**The records:**
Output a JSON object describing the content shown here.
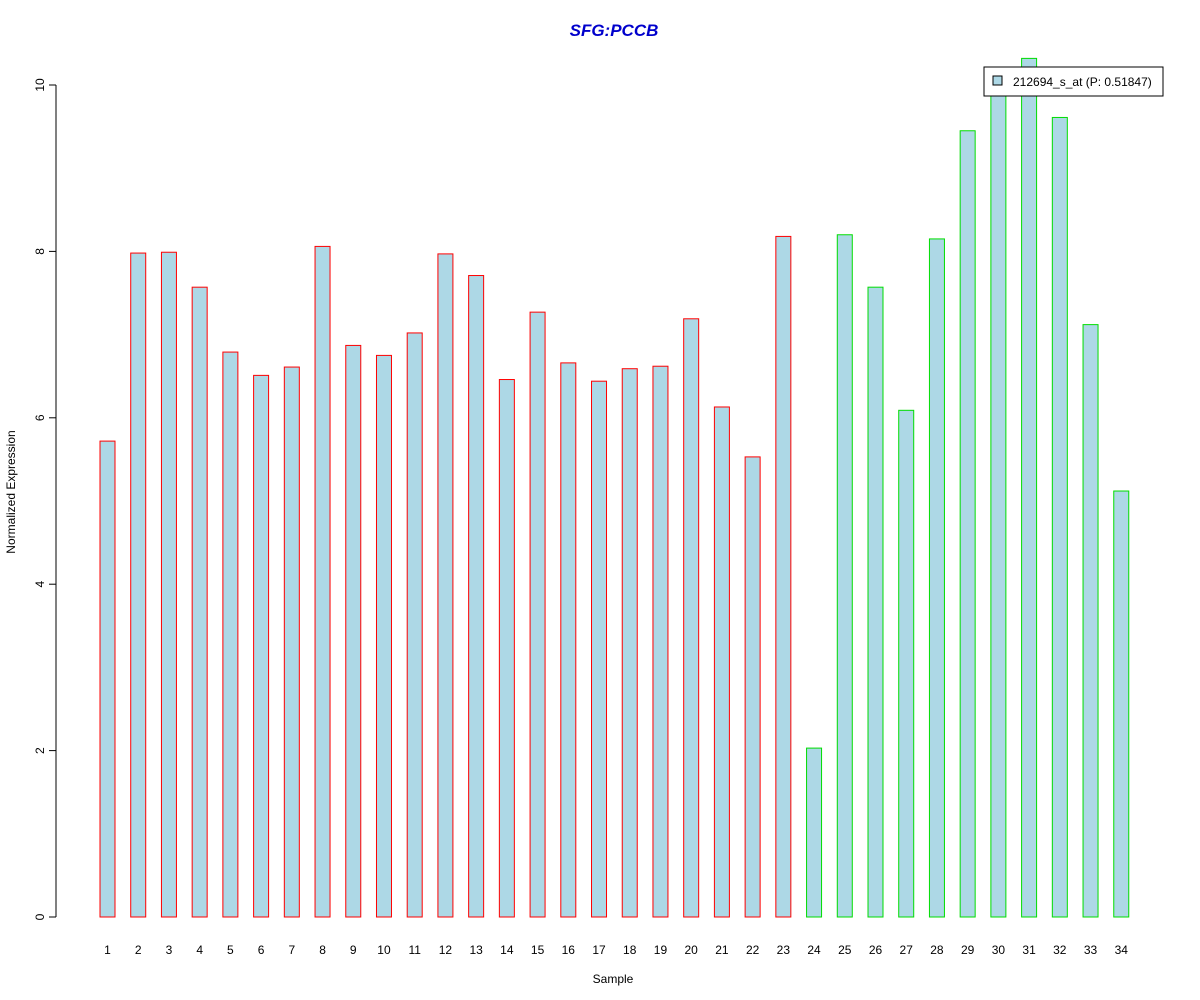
{
  "chart_data": {
    "type": "bar",
    "title": "SFG:PCCB",
    "xlabel": "Sample",
    "ylabel": "Normalized Expression",
    "ylim": [
      0,
      10.3
    ],
    "yticks": [
      0,
      2,
      4,
      6,
      8,
      10
    ],
    "grid": false,
    "legend_position": "top-right",
    "categories": [
      "1",
      "2",
      "3",
      "4",
      "5",
      "6",
      "7",
      "8",
      "9",
      "10",
      "11",
      "12",
      "13",
      "14",
      "15",
      "16",
      "17",
      "18",
      "19",
      "20",
      "21",
      "22",
      "23",
      "24",
      "25",
      "26",
      "27",
      "28",
      "29",
      "30",
      "31",
      "32",
      "33",
      "34"
    ],
    "series": [
      {
        "name": "212694_s_at (P: 0.51847)",
        "values": [
          5.72,
          7.98,
          7.99,
          7.57,
          6.79,
          6.51,
          6.61,
          8.06,
          6.87,
          6.75,
          7.02,
          7.97,
          7.71,
          6.46,
          7.27,
          6.66,
          6.44,
          6.59,
          6.62,
          7.19,
          6.13,
          5.53,
          8.18,
          2.03,
          8.2,
          7.57,
          6.09,
          8.15,
          9.45,
          9.94,
          10.32,
          9.61,
          7.12,
          5.12
        ]
      }
    ],
    "groups": [
      {
        "range": [
          1,
          23
        ],
        "border_color": "#ff0000"
      },
      {
        "range": [
          24,
          34
        ],
        "border_color": "#00dd00"
      }
    ],
    "colors": {
      "bar_fill": "#add8e6",
      "title": "#0000cc",
      "axis": "#000000"
    }
  }
}
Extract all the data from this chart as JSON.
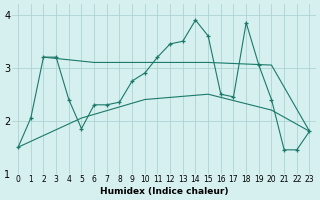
{
  "xlabel": "Humidex (Indice chaleur)",
  "bg_color": "#d6efef",
  "grid_color": "#aed4d4",
  "line_color": "#1a7a6a",
  "xlim": [
    -0.5,
    23.5
  ],
  "ylim": [
    1.0,
    4.2
  ],
  "yticks": [
    1,
    2,
    3,
    4
  ],
  "xticks": [
    0,
    1,
    2,
    3,
    4,
    5,
    6,
    7,
    8,
    9,
    10,
    11,
    12,
    13,
    14,
    15,
    16,
    17,
    18,
    19,
    20,
    21,
    22,
    23
  ],
  "series1_x": [
    0,
    1,
    2,
    3,
    4,
    5,
    6,
    7,
    8,
    9,
    10,
    11,
    12,
    13,
    14,
    15,
    16,
    17,
    18,
    19,
    20,
    21,
    22,
    23
  ],
  "series1_y": [
    1.5,
    2.05,
    3.2,
    3.2,
    2.4,
    1.85,
    2.3,
    2.3,
    2.35,
    2.75,
    2.9,
    3.2,
    3.45,
    3.5,
    3.9,
    3.6,
    2.5,
    2.45,
    3.85,
    3.05,
    2.4,
    1.45,
    1.45,
    1.8
  ],
  "series2_x": [
    2,
    6,
    10,
    14,
    15,
    20,
    23
  ],
  "series2_y": [
    3.2,
    3.1,
    3.1,
    3.1,
    3.1,
    3.05,
    1.8
  ],
  "series3_x": [
    0,
    5,
    10,
    15,
    20,
    23
  ],
  "series3_y": [
    1.5,
    2.05,
    2.4,
    2.5,
    2.2,
    1.8
  ]
}
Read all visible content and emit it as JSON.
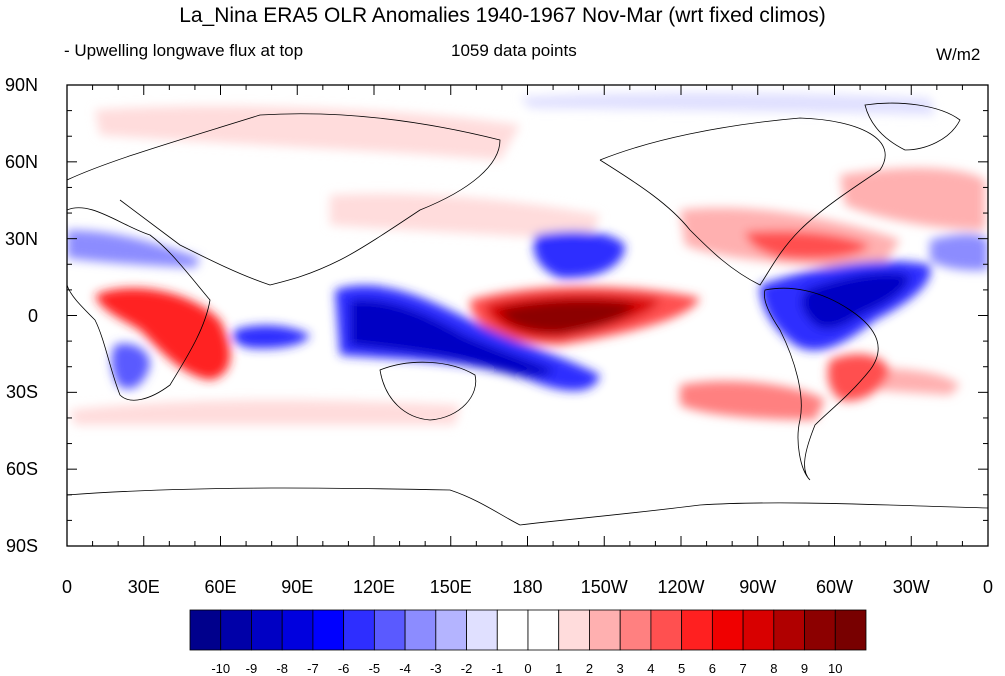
{
  "title": "La_Nina ERA5 OLR Anomalies 1940-1967 Nov-Mar (wrt fixed climos)",
  "subtitle_left": "- Upwelling longwave flux at top",
  "subtitle_center": "1059 data points",
  "units": "W/m2",
  "map": {
    "lat_ticks": [
      "90N",
      "60N",
      "30N",
      "0",
      "30S",
      "60S",
      "90S"
    ],
    "lon_ticks": [
      "0",
      "30E",
      "60E",
      "90E",
      "120E",
      "150E",
      "180",
      "150W",
      "120W",
      "90W",
      "60W",
      "30W",
      "0"
    ],
    "lat_range": [
      -90,
      90
    ],
    "lon_range": [
      0,
      360
    ],
    "projection": "cylindrical-equidistant",
    "field": "OLR anomaly",
    "icons": [
      "coastline-icon"
    ]
  },
  "colorbar": {
    "labels": [
      "-10",
      "-9",
      "-8",
      "-7",
      "-6",
      "-5",
      "-4",
      "-3",
      "-2",
      "-1",
      "0",
      "1",
      "2",
      "3",
      "4",
      "5",
      "6",
      "7",
      "8",
      "9",
      "10"
    ],
    "colors": [
      "#00008c",
      "#0000a8",
      "#0000c4",
      "#0000de",
      "#0000ff",
      "#2e2eff",
      "#5a5aff",
      "#8c8cff",
      "#b4b4ff",
      "#e0e0ff",
      "#ffffff",
      "#ffffff",
      "#ffdcdc",
      "#ffb0b0",
      "#ff8080",
      "#ff5050",
      "#ff2020",
      "#f00000",
      "#d80000",
      "#b00000",
      "#8c0000",
      "#780000"
    ]
  }
}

**Stated task:** Pictures stay out of the copy; please restate every record above exactly.

**The output:**
Output a JSON object describing the content shown here.
{
  "chart_data": {
    "type": "bar",
    "title": "SFG:PCCB",
    "xlabel": "Sample",
    "ylabel": "Normalized Expression",
    "ylim": [
      0,
      10.3
    ],
    "yticks": [
      0,
      2,
      4,
      6,
      8,
      10
    ],
    "grid": false,
    "legend_position": "top-right",
    "categories": [
      "1",
      "2",
      "3",
      "4",
      "5",
      "6",
      "7",
      "8",
      "9",
      "10",
      "11",
      "12",
      "13",
      "14",
      "15",
      "16",
      "17",
      "18",
      "19",
      "20",
      "21",
      "22",
      "23",
      "24",
      "25",
      "26",
      "27",
      "28",
      "29",
      "30",
      "31",
      "32",
      "33",
      "34"
    ],
    "series": [
      {
        "name": "212694_s_at (P: 0.51847)",
        "values": [
          5.72,
          7.98,
          7.99,
          7.57,
          6.79,
          6.51,
          6.61,
          8.06,
          6.87,
          6.75,
          7.02,
          7.97,
          7.71,
          6.46,
          7.27,
          6.66,
          6.44,
          6.59,
          6.62,
          7.19,
          6.13,
          5.53,
          8.18,
          2.03,
          8.2,
          7.57,
          6.09,
          8.15,
          9.45,
          9.94,
          10.32,
          9.61,
          7.12,
          5.12
        ]
      }
    ],
    "groups": [
      {
        "range": [
          1,
          23
        ],
        "border_color": "#ff0000"
      },
      {
        "range": [
          24,
          34
        ],
        "border_color": "#00dd00"
      }
    ],
    "colors": {
      "bar_fill": "#add8e6",
      "title": "#0000cc",
      "axis": "#000000"
    }
  }
}
Extract all the data from this chart as JSON.
{
  "xlabel": "Humidex (Indice chaleur)",
  "bg_color": "#d6efef",
  "grid_color": "#aed4d4",
  "line_color": "#1a7a6a",
  "xlim": [
    -0.5,
    23.5
  ],
  "ylim": [
    1.0,
    4.2
  ],
  "yticks": [
    1,
    2,
    3,
    4
  ],
  "xticks": [
    0,
    1,
    2,
    3,
    4,
    5,
    6,
    7,
    8,
    9,
    10,
    11,
    12,
    13,
    14,
    15,
    16,
    17,
    18,
    19,
    20,
    21,
    22,
    23
  ],
  "series1_x": [
    0,
    1,
    2,
    3,
    4,
    5,
    6,
    7,
    8,
    9,
    10,
    11,
    12,
    13,
    14,
    15,
    16,
    17,
    18,
    19,
    20,
    21,
    22,
    23
  ],
  "series1_y": [
    1.5,
    2.05,
    3.2,
    3.2,
    2.4,
    1.85,
    2.3,
    2.3,
    2.35,
    2.75,
    2.9,
    3.2,
    3.45,
    3.5,
    3.9,
    3.6,
    2.5,
    2.45,
    3.85,
    3.05,
    2.4,
    1.45,
    1.45,
    1.8
  ],
  "series2_x": [
    2,
    6,
    10,
    14,
    15,
    20,
    23
  ],
  "series2_y": [
    3.2,
    3.1,
    3.1,
    3.1,
    3.1,
    3.05,
    1.8
  ],
  "series3_x": [
    0,
    5,
    10,
    15,
    20,
    23
  ],
  "series3_y": [
    1.5,
    2.05,
    2.4,
    2.5,
    2.2,
    1.8
  ]
}
Read all visible content and emit it as JSON.
{
  "title": "La_Nina ERA5 OLR Anomalies 1940-1967 Nov-Mar (wrt fixed climos)",
  "subtitle_left": "- Upwelling longwave flux at top",
  "subtitle_center": "1059 data points",
  "units": "W/m2",
  "map": {
    "lat_ticks": [
      "90N",
      "60N",
      "30N",
      "0",
      "30S",
      "60S",
      "90S"
    ],
    "lon_ticks": [
      "0",
      "30E",
      "60E",
      "90E",
      "120E",
      "150E",
      "180",
      "150W",
      "120W",
      "90W",
      "60W",
      "30W",
      "0"
    ],
    "lat_range": [
      -90,
      90
    ],
    "lon_range": [
      0,
      360
    ],
    "projection": "cylindrical-equidistant",
    "field": "OLR anomaly",
    "icons": [
      "coastline-icon"
    ]
  },
  "colorbar": {
    "labels": [
      "-10",
      "-9",
      "-8",
      "-7",
      "-6",
      "-5",
      "-4",
      "-3",
      "-2",
      "-1",
      "0",
      "1",
      "2",
      "3",
      "4",
      "5",
      "6",
      "7",
      "8",
      "9",
      "10"
    ],
    "colors": [
      "#00008c",
      "#0000a8",
      "#0000c4",
      "#0000de",
      "#0000ff",
      "#2e2eff",
      "#5a5aff",
      "#8c8cff",
      "#b4b4ff",
      "#e0e0ff",
      "#ffffff",
      "#ffffff",
      "#ffdcdc",
      "#ffb0b0",
      "#ff8080",
      "#ff5050",
      "#ff2020",
      "#f00000",
      "#d80000",
      "#b00000",
      "#8c0000",
      "#780000"
    ]
  }
}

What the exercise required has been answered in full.